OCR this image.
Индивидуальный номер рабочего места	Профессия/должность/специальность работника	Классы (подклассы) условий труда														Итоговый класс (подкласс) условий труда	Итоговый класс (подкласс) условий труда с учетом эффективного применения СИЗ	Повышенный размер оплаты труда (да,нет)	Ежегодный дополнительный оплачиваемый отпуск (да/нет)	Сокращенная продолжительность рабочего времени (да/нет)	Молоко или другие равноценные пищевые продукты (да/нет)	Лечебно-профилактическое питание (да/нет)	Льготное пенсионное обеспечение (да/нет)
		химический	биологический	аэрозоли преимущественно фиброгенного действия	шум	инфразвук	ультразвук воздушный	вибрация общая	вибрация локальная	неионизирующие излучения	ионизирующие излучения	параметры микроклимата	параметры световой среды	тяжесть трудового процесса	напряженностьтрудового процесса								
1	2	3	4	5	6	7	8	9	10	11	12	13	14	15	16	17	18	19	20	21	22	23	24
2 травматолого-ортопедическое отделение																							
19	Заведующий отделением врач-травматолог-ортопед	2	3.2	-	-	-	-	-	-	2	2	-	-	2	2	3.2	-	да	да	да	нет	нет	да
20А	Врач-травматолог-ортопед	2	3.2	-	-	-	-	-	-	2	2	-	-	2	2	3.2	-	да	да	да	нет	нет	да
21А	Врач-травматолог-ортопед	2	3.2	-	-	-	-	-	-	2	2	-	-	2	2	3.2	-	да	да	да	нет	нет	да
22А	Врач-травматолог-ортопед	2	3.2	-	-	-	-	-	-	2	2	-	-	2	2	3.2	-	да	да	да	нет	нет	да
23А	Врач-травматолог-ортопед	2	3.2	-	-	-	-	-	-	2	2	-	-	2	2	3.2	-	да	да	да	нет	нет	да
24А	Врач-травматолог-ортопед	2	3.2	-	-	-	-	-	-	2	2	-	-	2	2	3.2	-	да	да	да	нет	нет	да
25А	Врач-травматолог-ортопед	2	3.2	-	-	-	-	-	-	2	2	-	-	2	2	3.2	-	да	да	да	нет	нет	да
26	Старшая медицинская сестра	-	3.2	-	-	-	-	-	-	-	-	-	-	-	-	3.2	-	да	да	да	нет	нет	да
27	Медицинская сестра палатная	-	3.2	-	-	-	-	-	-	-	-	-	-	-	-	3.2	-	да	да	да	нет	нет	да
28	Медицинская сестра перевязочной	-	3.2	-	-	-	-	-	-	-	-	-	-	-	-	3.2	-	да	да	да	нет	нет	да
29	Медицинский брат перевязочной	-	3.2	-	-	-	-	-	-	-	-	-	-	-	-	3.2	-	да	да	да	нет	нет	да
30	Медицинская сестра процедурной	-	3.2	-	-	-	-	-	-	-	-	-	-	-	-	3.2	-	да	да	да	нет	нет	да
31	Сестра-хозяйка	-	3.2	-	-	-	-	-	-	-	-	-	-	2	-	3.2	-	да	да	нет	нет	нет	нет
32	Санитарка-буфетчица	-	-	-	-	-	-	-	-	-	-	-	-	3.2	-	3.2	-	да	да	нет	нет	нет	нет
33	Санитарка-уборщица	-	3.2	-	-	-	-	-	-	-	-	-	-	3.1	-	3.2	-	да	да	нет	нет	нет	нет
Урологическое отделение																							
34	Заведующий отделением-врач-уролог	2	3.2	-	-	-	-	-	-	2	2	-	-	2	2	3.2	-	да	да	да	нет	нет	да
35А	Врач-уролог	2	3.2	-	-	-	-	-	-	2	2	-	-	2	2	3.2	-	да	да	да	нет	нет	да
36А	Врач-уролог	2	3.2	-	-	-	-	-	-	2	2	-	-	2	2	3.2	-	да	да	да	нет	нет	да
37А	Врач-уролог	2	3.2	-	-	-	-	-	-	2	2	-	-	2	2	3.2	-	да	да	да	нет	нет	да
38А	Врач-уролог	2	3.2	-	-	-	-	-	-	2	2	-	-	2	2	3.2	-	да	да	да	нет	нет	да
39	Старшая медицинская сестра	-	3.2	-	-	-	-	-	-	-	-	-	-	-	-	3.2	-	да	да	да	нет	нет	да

______

■ **Set task**
State the count of lines with the word "отделением" in them, and write nothing else.

■ **In response**
2